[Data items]
- - - - -

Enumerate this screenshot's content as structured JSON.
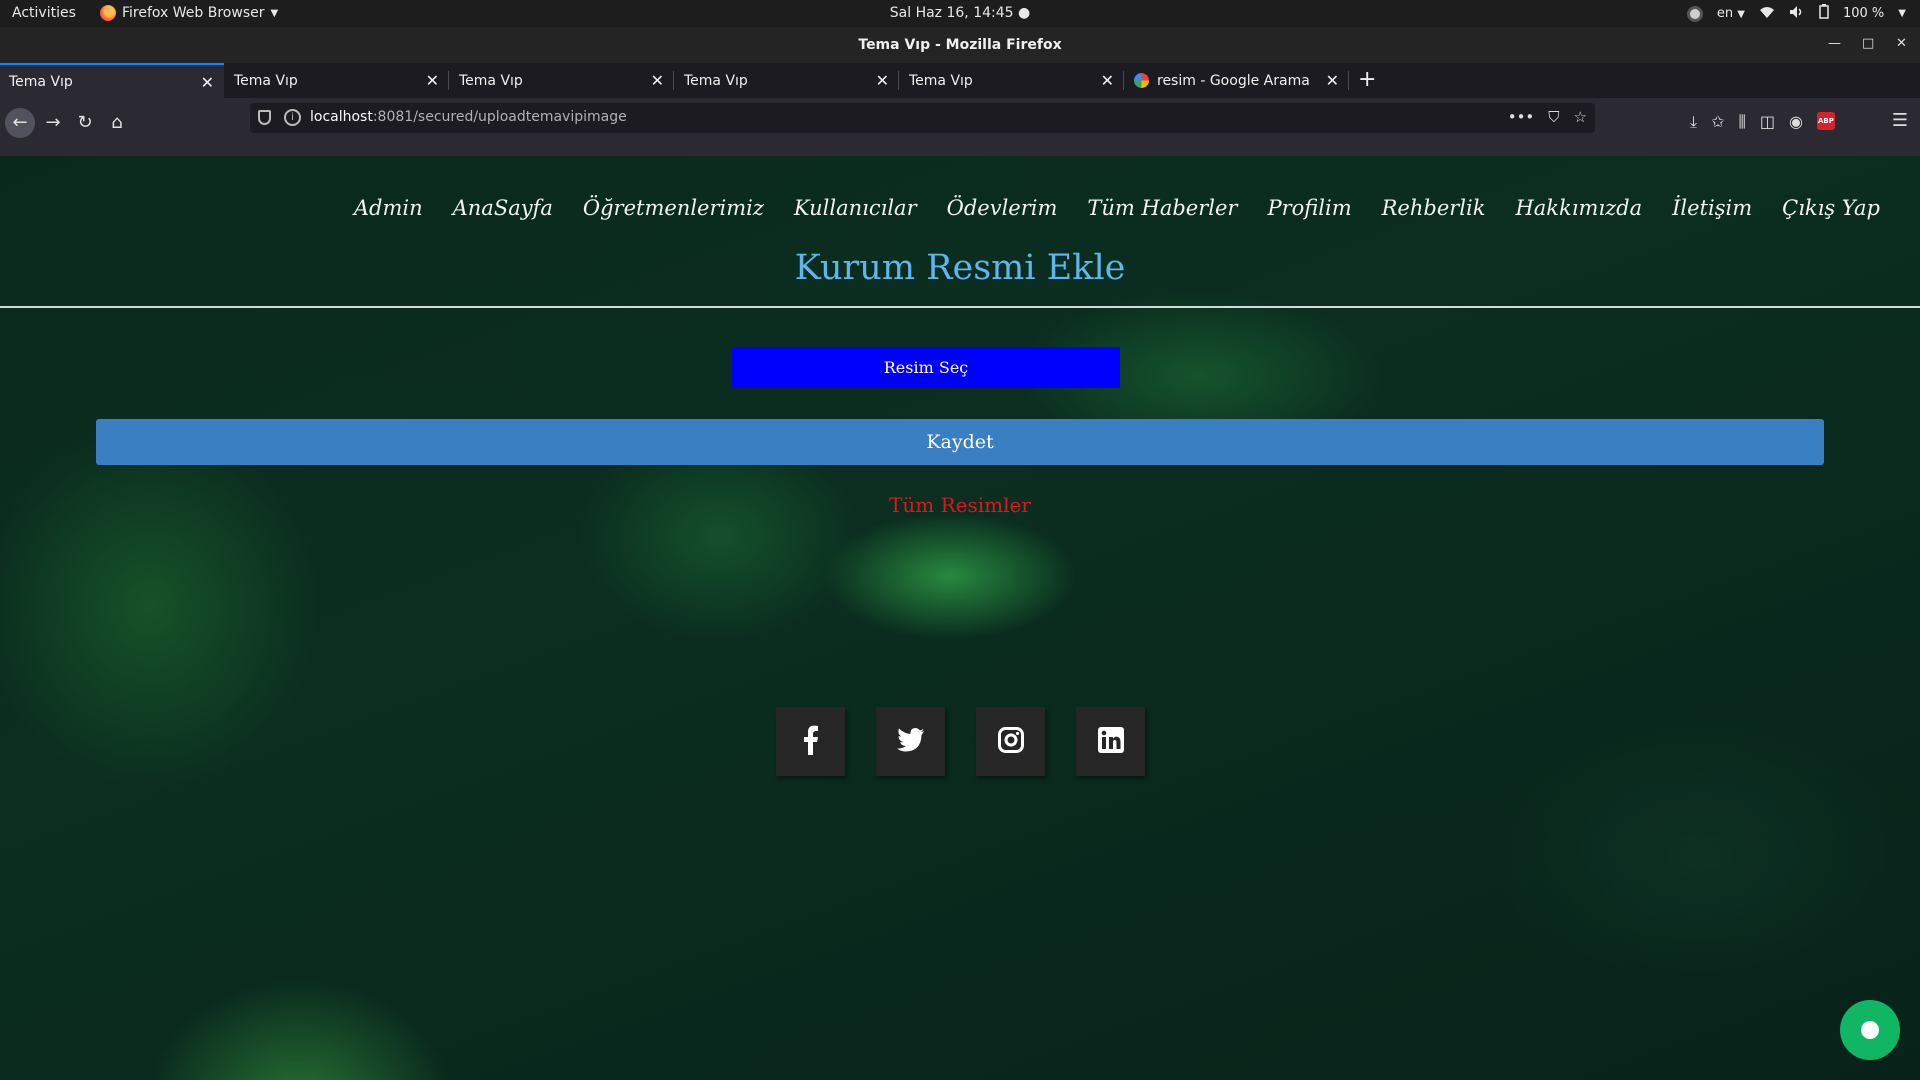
{
  "topbar": {
    "activities": "Activities",
    "app_name": "Firefox Web Browser",
    "clock": "Sal Haz 16, 14:45",
    "language": "en",
    "battery": "100 %"
  },
  "window": {
    "title": "Tema Vıp - Mozilla Firefox"
  },
  "tabs": [
    {
      "label": "Tema Vıp"
    },
    {
      "label": "Tema Vıp"
    },
    {
      "label": "Tema Vıp"
    },
    {
      "label": "Tema Vıp"
    },
    {
      "label": "Tema Vıp"
    },
    {
      "label": "resim - Google Arama"
    }
  ],
  "urlbar": {
    "host": "localhost",
    "path": ":8081/secured/uploadtemavipimage"
  },
  "page": {
    "menu": [
      "Admin",
      "AnaSayfa",
      "Öğretmenlerimiz",
      "Kullanıcılar",
      "Ödevlerim",
      "Tüm Haberler",
      "Profilim",
      "Rehberlik",
      "Hakkımızda",
      "İletişim",
      "Çıkış Yap"
    ],
    "title": "Kurum Resmi Ekle",
    "choose_button": "Resim Seç",
    "save_button": "Kaydet",
    "all_images_link": "Tüm Resimler",
    "social": [
      "facebook-icon",
      "twitter-icon",
      "instagram-icon",
      "linkedin-icon"
    ]
  },
  "colors": {
    "title": "#5fb6ee",
    "choose_button": "#0000ff",
    "save_button": "#3a7fc1",
    "all_images_link": "#e0161a",
    "chat_button": "#10b664"
  }
}
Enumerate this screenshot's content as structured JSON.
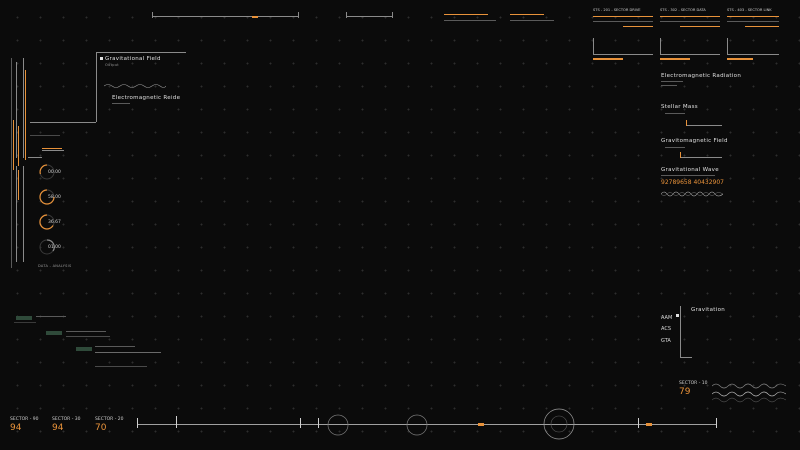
{
  "left_panel": {
    "gauges": [
      {
        "value": "00.00"
      },
      {
        "value": "58.00"
      },
      {
        "value": "36.67"
      },
      {
        "value": "01.00"
      }
    ],
    "data_label": "DATA - ANALYSIS"
  },
  "field_panel": {
    "title": "Gravitational Field",
    "subtitle": "Output",
    "sub_title": "Electromagnetic Reide"
  },
  "status_cards": [
    {
      "title": "STS - 201 - SECTOR DRIVE"
    },
    {
      "title": "STS - 302 - SECTOR DATA"
    },
    {
      "title": "STS - 403 - SECTOR LINK"
    }
  ],
  "right_panel": {
    "items": [
      {
        "title": "Electromagnetic Radiation"
      },
      {
        "title": "Stellar Mass"
      },
      {
        "title": "Gravitomagnetic Field"
      },
      {
        "title": "Gravitational Wave"
      }
    ],
    "wave_number": "92789658 40432907"
  },
  "grav_chart": {
    "title": "Gravitation",
    "labels": [
      "AAM",
      "ACS",
      "GTA"
    ]
  },
  "sector_right": {
    "name": "SECTOR - 10",
    "value": "79"
  },
  "sectors_bottom": [
    {
      "name": "SECTOR - 90",
      "value": "94"
    },
    {
      "name": "SECTOR - 30",
      "value": "94"
    },
    {
      "name": "SECTOR - 20",
      "value": "70"
    }
  ],
  "colors": {
    "accent": "#e8923a",
    "line": "#8a8a8a",
    "bg": "#0b0b0b",
    "pill": "#2f4a3a"
  }
}
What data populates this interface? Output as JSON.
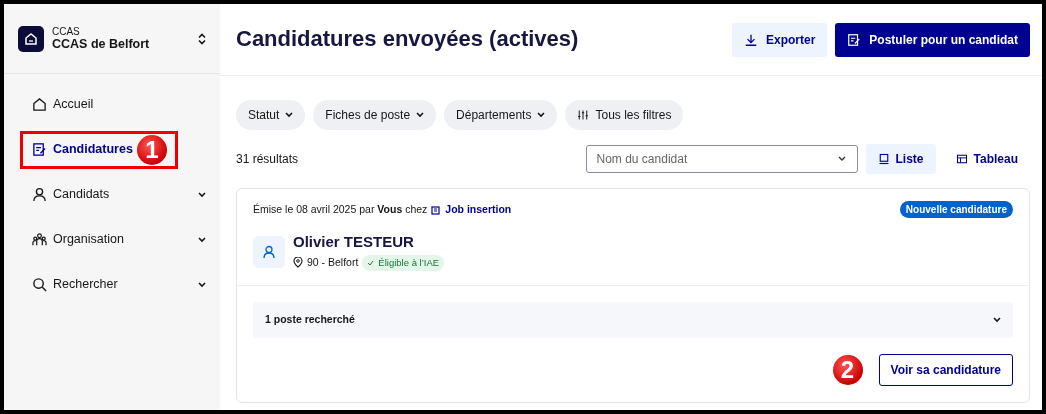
{
  "org": {
    "type": "CCAS",
    "name": "CCAS de Belfort"
  },
  "nav": [
    {
      "label": "Accueil",
      "selected": false,
      "expandable": false
    },
    {
      "label": "Candidatures",
      "selected": true,
      "expandable": false,
      "annotation": "1"
    },
    {
      "label": "Candidats",
      "selected": false,
      "expandable": true
    },
    {
      "label": "Organisation",
      "selected": false,
      "expandable": true
    },
    {
      "label": "Rechercher",
      "selected": false,
      "expandable": true
    }
  ],
  "header": {
    "title": "Candidatures envoyées (actives)",
    "buttons": [
      {
        "label": "Exporter",
        "kind": "secondary"
      },
      {
        "label": "Postuler pour un candidat",
        "kind": "primary"
      }
    ]
  },
  "filters": [
    {
      "label": "Statut",
      "kind": "dropdown"
    },
    {
      "label": "Fiches de poste",
      "kind": "dropdown"
    },
    {
      "label": "Départements",
      "kind": "dropdown"
    },
    {
      "label": "Tous les filtres",
      "kind": "all"
    }
  ],
  "results": "31 résultats",
  "search": {
    "placeholder": "Nom du candidat"
  },
  "views": [
    {
      "label": "Liste",
      "selected": true
    },
    {
      "label": "Tableau",
      "selected": false
    }
  ],
  "card": {
    "emitted": "Émise le 08 avril 2025 par **Vous** chez",
    "company": "Job insertion",
    "badge": "Nouvelle candidature",
    "name": "Olivier TESTEUR",
    "location": "90 - Belfort",
    "eligibility": "Éligible à l’IAE",
    "jobs": "1 poste recherché",
    "action": "Voir sa candidature",
    "annotation": "2"
  }
}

- - - - -

Take the records above and transcribe them exactly, dropping every picture.

Enumerate this screenshot's content as structured JSON.
{
  "topbar": {
    "activities": "Activities",
    "app_name": "Firefox Web Browser",
    "clock": "Sal Haz 16, 14:45",
    "language": "en",
    "battery": "100 %"
  },
  "window": {
    "title": "Tema Vıp - Mozilla Firefox"
  },
  "tabs": [
    {
      "label": "Tema Vıp"
    },
    {
      "label": "Tema Vıp"
    },
    {
      "label": "Tema Vıp"
    },
    {
      "label": "Tema Vıp"
    },
    {
      "label": "Tema Vıp"
    },
    {
      "label": "resim - Google Arama"
    }
  ],
  "urlbar": {
    "host": "localhost",
    "path": ":8081/secured/uploadtemavipimage"
  },
  "page": {
    "menu": [
      "Admin",
      "AnaSayfa",
      "Öğretmenlerimiz",
      "Kullanıcılar",
      "Ödevlerim",
      "Tüm Haberler",
      "Profilim",
      "Rehberlik",
      "Hakkımızda",
      "İletişim",
      "Çıkış Yap"
    ],
    "title": "Kurum Resmi Ekle",
    "choose_button": "Resim Seç",
    "save_button": "Kaydet",
    "all_images_link": "Tüm Resimler",
    "social": [
      "facebook-icon",
      "twitter-icon",
      "instagram-icon",
      "linkedin-icon"
    ]
  },
  "colors": {
    "title": "#5fb6ee",
    "choose_button": "#0000ff",
    "save_button": "#3a7fc1",
    "all_images_link": "#e0161a",
    "chat_button": "#10b664"
  }
}
Enumerate this screenshot's content as structured JSON.
{
  "left_panel": {
    "gauges": [
      {
        "value": "00.00"
      },
      {
        "value": "58.00"
      },
      {
        "value": "36.67"
      },
      {
        "value": "01.00"
      }
    ],
    "data_label": "DATA - ANALYSIS"
  },
  "field_panel": {
    "title": "Gravitational Field",
    "subtitle": "Output",
    "sub_title": "Electromagnetic Reide"
  },
  "status_cards": [
    {
      "title": "STS - 201 - SECTOR DRIVE"
    },
    {
      "title": "STS - 302 - SECTOR DATA"
    },
    {
      "title": "STS - 403 - SECTOR LINK"
    }
  ],
  "right_panel": {
    "items": [
      {
        "title": "Electromagnetic Radiation"
      },
      {
        "title": "Stellar Mass"
      },
      {
        "title": "Gravitomagnetic Field"
      },
      {
        "title": "Gravitational Wave"
      }
    ],
    "wave_number": "92789658 40432907"
  },
  "grav_chart": {
    "title": "Gravitation",
    "labels": [
      "AAM",
      "ACS",
      "GTA"
    ]
  },
  "sector_right": {
    "name": "SECTOR - 10",
    "value": "79"
  },
  "sectors_bottom": [
    {
      "name": "SECTOR - 90",
      "value": "94"
    },
    {
      "name": "SECTOR - 30",
      "value": "94"
    },
    {
      "name": "SECTOR - 20",
      "value": "70"
    }
  ],
  "colors": {
    "accent": "#e8923a",
    "line": "#8a8a8a",
    "bg": "#0b0b0b",
    "pill": "#2f4a3a"
  }
}
What data populates this interface? Output as JSON.
{
  "org": {
    "type": "CCAS",
    "name": "CCAS de Belfort"
  },
  "nav": [
    {
      "label": "Accueil",
      "selected": false,
      "expandable": false
    },
    {
      "label": "Candidatures",
      "selected": true,
      "expandable": false,
      "annotation": "1"
    },
    {
      "label": "Candidats",
      "selected": false,
      "expandable": true
    },
    {
      "label": "Organisation",
      "selected": false,
      "expandable": true
    },
    {
      "label": "Rechercher",
      "selected": false,
      "expandable": true
    }
  ],
  "header": {
    "title": "Candidatures envoyées (actives)",
    "buttons": [
      {
        "label": "Exporter",
        "kind": "secondary"
      },
      {
        "label": "Postuler pour un candidat",
        "kind": "primary"
      }
    ]
  },
  "filters": [
    {
      "label": "Statut",
      "kind": "dropdown"
    },
    {
      "label": "Fiches de poste",
      "kind": "dropdown"
    },
    {
      "label": "Départements",
      "kind": "dropdown"
    },
    {
      "label": "Tous les filtres",
      "kind": "all"
    }
  ],
  "results": "31 résultats",
  "search": {
    "placeholder": "Nom du candidat"
  },
  "views": [
    {
      "label": "Liste",
      "selected": true
    },
    {
      "label": "Tableau",
      "selected": false
    }
  ],
  "card": {
    "emitted": "Émise le 08 avril 2025 par **Vous** chez",
    "company": "Job insertion",
    "badge": "Nouvelle candidature",
    "name": "Olivier TESTEUR",
    "location": "90 - Belfort",
    "eligibility": "Éligible à l’IAE",
    "jobs": "1 poste recherché",
    "action": "Voir sa candidature",
    "annotation": "2"
  }
}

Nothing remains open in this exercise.